## Work required:
Locate every line in the records below that holds the word "para" and return each one.

## Stored rows:
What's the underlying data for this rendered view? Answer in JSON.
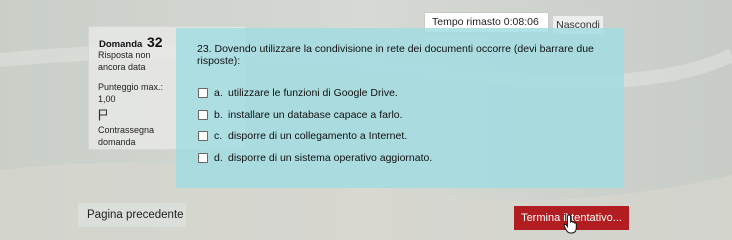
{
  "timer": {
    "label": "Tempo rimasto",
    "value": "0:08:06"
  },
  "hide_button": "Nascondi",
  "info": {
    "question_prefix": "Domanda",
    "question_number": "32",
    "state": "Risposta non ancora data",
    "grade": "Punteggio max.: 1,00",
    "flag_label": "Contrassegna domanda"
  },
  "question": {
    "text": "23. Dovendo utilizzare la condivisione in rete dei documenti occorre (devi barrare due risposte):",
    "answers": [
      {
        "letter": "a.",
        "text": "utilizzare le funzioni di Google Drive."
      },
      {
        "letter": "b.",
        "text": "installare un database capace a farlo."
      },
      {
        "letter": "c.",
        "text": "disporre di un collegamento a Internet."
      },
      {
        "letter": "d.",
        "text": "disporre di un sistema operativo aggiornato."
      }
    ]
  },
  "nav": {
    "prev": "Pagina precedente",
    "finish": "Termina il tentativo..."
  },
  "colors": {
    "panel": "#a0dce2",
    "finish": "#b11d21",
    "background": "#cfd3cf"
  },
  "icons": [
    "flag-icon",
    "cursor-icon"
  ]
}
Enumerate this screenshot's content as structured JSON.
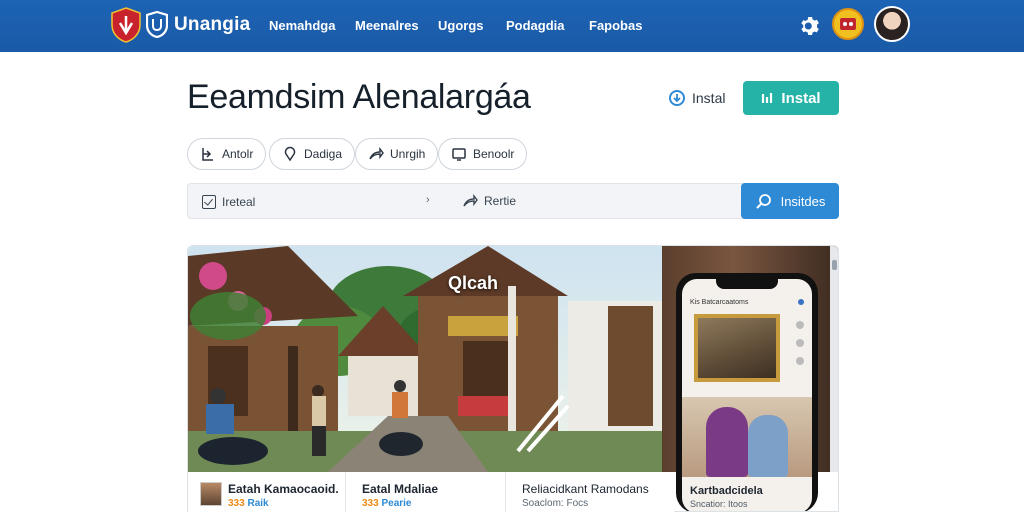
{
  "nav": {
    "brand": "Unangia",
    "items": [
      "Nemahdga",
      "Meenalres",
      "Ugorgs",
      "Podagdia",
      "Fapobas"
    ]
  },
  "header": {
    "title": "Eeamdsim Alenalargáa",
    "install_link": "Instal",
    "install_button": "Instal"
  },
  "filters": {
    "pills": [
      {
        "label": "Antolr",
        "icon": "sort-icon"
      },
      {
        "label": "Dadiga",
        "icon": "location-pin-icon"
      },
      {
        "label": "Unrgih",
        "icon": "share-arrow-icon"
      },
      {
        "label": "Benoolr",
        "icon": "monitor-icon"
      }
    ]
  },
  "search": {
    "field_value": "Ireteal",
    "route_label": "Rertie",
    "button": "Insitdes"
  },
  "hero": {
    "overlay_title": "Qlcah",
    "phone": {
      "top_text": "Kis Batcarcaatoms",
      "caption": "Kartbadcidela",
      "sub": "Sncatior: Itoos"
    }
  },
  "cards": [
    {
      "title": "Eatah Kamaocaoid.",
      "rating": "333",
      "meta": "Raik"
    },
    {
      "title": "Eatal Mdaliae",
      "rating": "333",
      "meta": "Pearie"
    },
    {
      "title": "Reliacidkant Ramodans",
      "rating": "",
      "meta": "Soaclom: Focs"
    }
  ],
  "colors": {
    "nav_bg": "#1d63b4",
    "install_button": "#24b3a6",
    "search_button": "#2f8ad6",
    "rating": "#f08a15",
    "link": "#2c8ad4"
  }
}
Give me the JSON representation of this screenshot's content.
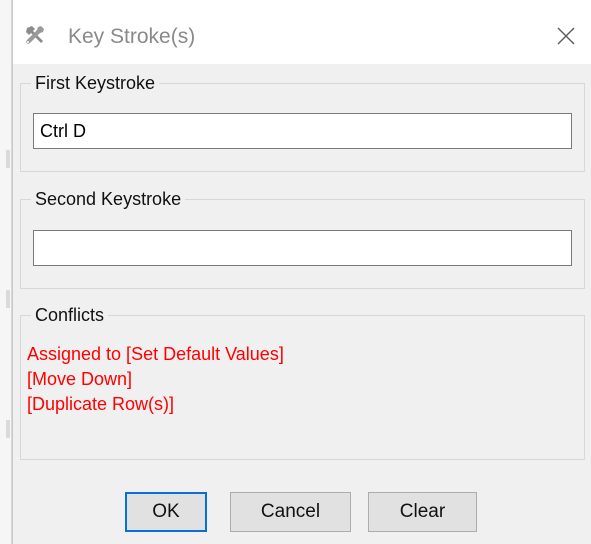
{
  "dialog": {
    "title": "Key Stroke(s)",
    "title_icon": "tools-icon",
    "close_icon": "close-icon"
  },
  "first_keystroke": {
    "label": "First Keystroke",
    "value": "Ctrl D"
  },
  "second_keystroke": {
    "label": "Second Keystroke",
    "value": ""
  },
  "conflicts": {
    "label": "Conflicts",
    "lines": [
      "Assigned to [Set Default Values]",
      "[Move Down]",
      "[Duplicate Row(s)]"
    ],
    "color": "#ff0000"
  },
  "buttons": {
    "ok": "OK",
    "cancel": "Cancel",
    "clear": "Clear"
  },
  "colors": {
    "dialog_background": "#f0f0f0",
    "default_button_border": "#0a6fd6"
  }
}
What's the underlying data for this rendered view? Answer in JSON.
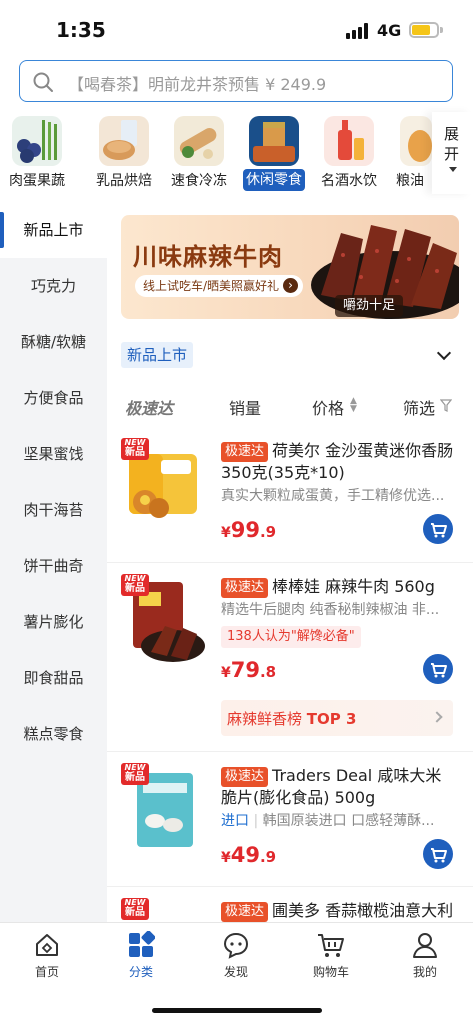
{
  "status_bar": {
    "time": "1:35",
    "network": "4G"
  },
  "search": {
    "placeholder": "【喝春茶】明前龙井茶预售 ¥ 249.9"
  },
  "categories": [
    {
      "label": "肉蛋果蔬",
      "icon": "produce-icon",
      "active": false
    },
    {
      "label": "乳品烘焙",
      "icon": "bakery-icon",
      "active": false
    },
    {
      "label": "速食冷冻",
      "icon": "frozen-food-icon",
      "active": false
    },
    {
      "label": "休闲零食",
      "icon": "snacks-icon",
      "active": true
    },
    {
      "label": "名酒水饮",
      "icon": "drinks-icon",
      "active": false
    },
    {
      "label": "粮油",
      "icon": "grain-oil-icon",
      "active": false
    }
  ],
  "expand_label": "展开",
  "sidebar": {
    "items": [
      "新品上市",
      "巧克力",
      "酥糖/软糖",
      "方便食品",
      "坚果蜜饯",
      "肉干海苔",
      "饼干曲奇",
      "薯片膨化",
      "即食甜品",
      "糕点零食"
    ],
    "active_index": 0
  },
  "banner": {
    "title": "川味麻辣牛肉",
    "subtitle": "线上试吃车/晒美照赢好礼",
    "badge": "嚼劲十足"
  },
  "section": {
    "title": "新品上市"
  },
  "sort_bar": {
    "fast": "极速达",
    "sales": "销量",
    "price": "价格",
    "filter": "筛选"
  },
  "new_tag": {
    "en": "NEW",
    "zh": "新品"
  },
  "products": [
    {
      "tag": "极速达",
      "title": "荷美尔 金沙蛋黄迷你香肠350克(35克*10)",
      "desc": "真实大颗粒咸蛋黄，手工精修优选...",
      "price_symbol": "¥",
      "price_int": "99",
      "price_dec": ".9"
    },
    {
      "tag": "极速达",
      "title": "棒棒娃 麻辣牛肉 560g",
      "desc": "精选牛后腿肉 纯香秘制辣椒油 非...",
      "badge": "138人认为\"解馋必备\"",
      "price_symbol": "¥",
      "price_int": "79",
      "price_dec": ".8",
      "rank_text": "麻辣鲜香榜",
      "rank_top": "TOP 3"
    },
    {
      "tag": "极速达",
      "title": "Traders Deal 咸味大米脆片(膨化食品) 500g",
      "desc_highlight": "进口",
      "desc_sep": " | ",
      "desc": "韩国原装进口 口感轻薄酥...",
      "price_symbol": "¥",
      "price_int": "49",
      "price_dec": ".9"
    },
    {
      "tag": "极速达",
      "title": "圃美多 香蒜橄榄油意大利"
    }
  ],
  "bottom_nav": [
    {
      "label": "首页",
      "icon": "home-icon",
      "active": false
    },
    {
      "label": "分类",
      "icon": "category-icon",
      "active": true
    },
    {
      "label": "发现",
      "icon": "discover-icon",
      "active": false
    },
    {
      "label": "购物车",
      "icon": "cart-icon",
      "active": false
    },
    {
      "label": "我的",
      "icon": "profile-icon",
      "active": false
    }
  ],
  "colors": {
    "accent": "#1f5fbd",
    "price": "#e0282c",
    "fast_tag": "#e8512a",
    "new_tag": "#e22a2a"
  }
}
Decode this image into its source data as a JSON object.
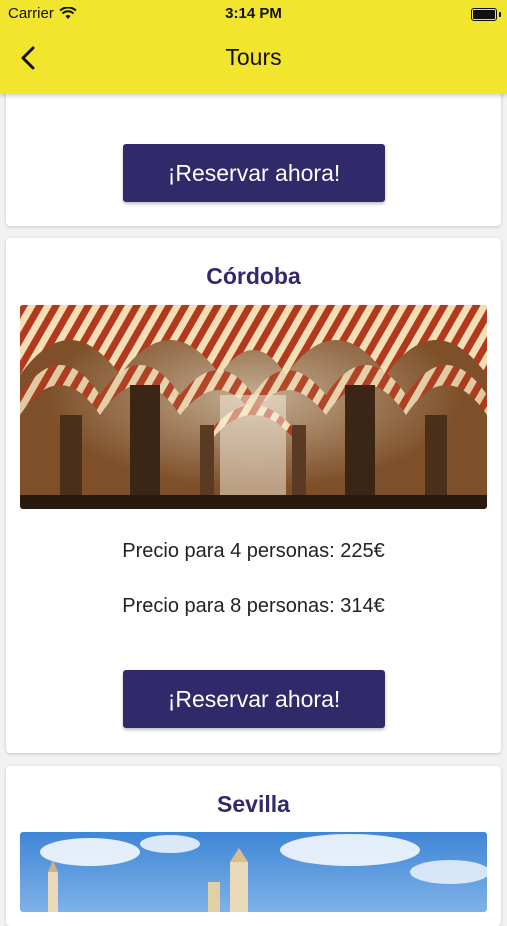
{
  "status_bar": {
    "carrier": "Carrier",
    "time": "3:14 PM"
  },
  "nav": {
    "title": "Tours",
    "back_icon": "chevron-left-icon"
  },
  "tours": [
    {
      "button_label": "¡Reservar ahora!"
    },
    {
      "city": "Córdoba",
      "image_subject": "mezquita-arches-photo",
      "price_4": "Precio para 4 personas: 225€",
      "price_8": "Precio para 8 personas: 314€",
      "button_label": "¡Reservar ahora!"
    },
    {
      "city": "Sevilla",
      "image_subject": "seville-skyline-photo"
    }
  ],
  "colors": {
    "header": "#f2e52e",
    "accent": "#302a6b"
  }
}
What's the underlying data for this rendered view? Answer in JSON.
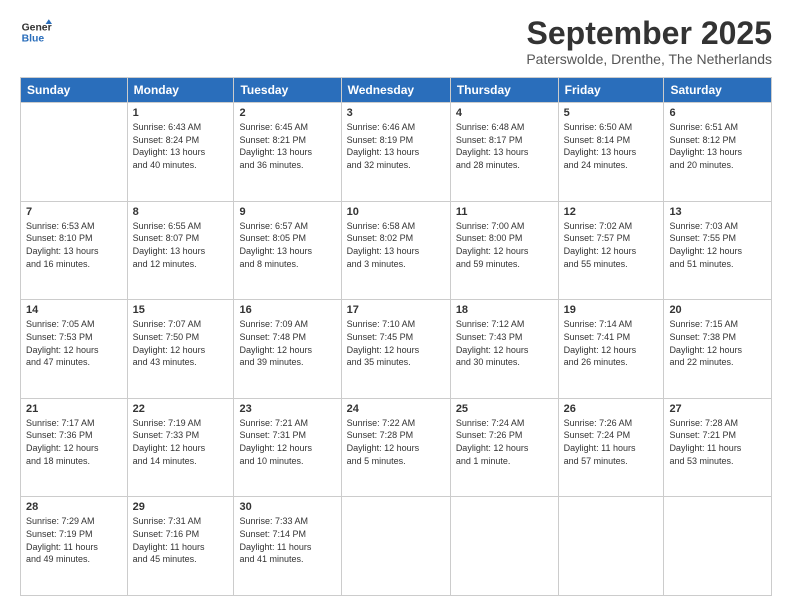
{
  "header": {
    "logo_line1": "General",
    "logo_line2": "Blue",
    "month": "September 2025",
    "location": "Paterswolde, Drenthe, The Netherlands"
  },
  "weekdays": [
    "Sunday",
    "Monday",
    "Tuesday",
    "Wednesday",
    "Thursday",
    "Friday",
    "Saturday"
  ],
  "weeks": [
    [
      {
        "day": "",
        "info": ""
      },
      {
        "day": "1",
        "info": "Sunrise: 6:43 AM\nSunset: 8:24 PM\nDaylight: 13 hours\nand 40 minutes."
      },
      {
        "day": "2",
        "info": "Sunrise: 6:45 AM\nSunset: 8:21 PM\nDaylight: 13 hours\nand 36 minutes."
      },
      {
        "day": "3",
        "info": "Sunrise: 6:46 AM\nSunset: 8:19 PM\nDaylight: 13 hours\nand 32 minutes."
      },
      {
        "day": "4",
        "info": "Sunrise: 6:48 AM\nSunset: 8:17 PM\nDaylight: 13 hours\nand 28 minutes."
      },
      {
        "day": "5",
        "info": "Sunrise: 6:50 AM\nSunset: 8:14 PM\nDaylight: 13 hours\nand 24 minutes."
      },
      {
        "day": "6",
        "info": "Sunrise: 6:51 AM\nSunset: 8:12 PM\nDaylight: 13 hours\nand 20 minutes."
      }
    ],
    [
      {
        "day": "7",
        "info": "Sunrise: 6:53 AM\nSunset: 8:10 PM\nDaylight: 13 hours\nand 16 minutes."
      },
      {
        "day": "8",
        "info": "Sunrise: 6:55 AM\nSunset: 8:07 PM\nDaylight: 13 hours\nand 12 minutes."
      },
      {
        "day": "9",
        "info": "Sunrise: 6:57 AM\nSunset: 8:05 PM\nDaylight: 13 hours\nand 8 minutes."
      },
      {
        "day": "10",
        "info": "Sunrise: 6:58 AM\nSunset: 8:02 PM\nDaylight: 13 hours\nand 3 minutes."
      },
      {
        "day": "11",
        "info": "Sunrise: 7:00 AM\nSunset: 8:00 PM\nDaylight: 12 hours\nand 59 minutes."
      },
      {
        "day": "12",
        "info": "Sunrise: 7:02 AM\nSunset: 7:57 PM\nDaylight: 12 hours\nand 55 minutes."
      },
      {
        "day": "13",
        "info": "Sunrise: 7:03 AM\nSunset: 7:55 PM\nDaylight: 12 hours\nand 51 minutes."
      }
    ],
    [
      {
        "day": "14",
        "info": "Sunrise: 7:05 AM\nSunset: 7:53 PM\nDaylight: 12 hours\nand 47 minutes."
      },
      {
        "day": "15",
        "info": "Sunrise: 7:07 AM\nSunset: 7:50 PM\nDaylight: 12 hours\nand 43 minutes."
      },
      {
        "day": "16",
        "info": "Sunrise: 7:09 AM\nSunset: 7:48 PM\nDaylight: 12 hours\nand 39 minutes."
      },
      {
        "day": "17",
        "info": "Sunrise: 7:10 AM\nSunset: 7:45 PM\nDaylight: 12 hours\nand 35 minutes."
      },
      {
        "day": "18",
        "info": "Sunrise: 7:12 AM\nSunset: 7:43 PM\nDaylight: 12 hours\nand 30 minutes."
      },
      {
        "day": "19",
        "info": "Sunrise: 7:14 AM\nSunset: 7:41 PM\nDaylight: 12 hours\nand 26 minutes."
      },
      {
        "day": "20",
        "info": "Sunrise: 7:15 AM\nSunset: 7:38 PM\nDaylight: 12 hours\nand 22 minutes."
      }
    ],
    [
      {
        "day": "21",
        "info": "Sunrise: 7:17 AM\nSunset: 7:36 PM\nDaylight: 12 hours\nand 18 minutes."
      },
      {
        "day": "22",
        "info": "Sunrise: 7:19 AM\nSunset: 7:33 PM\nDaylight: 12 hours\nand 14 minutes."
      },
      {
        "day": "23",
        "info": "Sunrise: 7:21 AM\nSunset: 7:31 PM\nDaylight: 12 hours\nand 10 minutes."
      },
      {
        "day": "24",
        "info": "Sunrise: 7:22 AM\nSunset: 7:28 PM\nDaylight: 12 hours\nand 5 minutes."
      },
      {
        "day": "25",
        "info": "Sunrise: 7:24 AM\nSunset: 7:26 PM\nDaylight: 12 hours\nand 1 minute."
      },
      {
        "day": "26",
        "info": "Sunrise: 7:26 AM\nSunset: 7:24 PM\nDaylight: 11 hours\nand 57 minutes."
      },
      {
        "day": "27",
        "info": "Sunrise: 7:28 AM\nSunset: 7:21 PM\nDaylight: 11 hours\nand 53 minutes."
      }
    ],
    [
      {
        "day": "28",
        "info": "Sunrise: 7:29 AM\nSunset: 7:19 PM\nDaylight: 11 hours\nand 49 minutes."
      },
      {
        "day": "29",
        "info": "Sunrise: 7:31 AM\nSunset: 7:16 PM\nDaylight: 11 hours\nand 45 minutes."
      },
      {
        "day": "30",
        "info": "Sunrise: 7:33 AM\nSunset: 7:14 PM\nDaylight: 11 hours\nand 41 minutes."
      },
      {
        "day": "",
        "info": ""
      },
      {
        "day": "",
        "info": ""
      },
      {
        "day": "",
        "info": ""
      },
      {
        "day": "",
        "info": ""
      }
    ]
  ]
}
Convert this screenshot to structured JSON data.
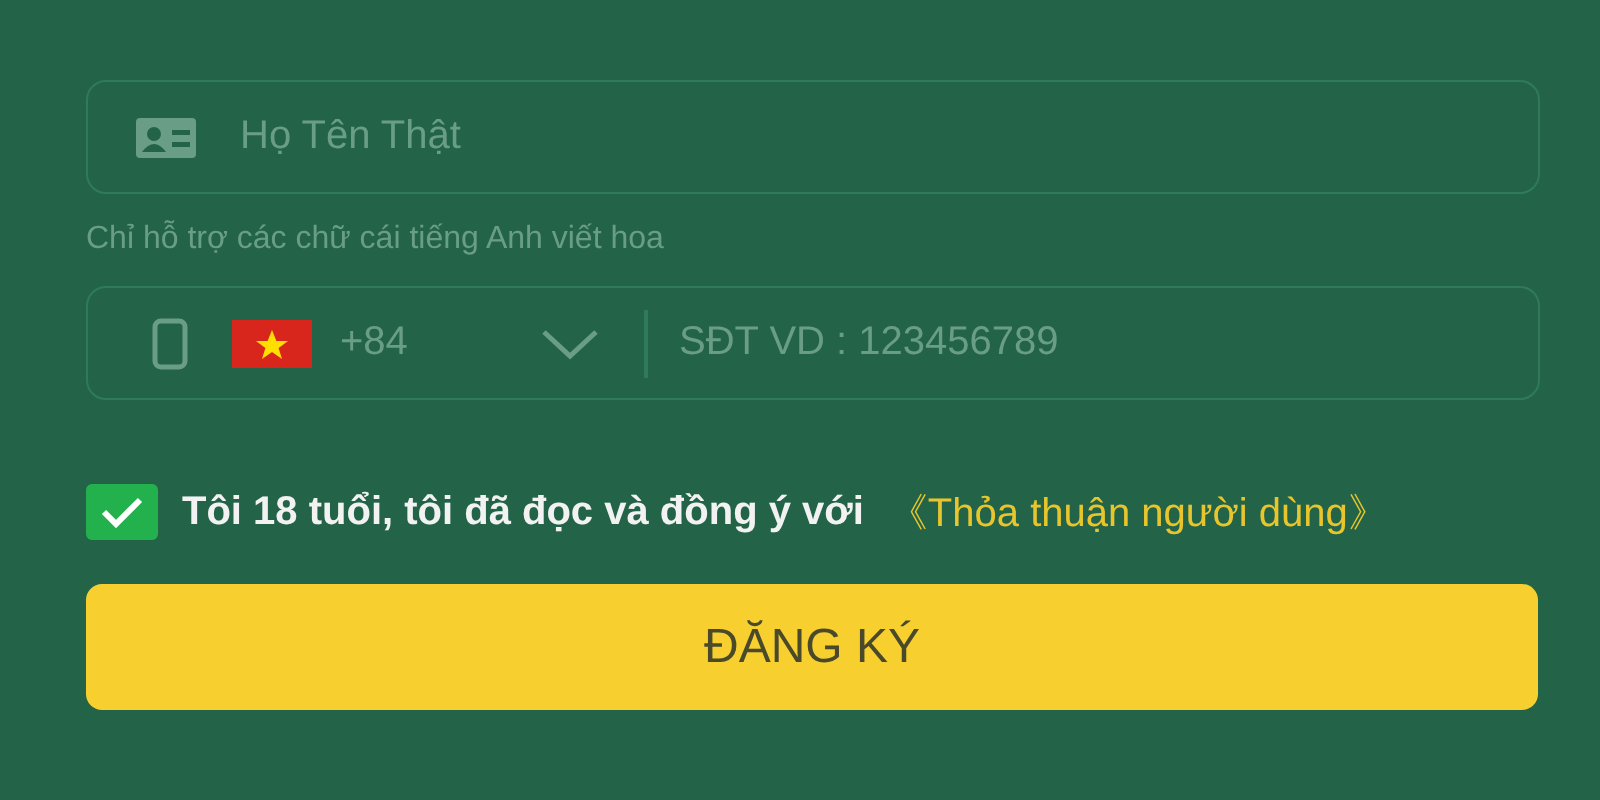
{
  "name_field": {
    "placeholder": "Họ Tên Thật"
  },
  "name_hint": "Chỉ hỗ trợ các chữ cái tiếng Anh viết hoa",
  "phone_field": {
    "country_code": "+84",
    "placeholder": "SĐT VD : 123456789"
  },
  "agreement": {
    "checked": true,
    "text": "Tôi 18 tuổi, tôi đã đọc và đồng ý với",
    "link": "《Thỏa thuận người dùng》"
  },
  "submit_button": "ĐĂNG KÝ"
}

## Full solution:
      "price_4": "Precio para 4 personas: 225€",
      "price_8": "Precio para 8 personas: 314€",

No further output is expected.